AVAILABLE DATA:
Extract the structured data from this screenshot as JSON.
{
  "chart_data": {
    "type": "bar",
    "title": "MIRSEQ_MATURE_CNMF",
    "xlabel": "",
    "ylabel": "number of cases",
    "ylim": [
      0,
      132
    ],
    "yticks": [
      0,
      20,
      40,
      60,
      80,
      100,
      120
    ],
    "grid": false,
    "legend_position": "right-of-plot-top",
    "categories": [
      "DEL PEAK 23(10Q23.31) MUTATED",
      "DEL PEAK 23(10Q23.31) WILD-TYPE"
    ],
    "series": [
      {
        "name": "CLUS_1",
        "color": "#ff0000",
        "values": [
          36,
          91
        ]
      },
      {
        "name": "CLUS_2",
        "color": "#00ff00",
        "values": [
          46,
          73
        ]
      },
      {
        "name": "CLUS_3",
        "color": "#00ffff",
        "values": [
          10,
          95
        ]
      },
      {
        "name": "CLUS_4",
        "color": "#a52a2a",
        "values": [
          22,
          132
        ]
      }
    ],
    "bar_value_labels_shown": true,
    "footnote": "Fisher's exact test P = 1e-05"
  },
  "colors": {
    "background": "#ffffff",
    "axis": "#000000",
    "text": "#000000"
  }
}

EXERCISE PROMPT:
For the entries shown above, give the number of lines that include the word "PEAK", without any other text.

THE ANSWER:
2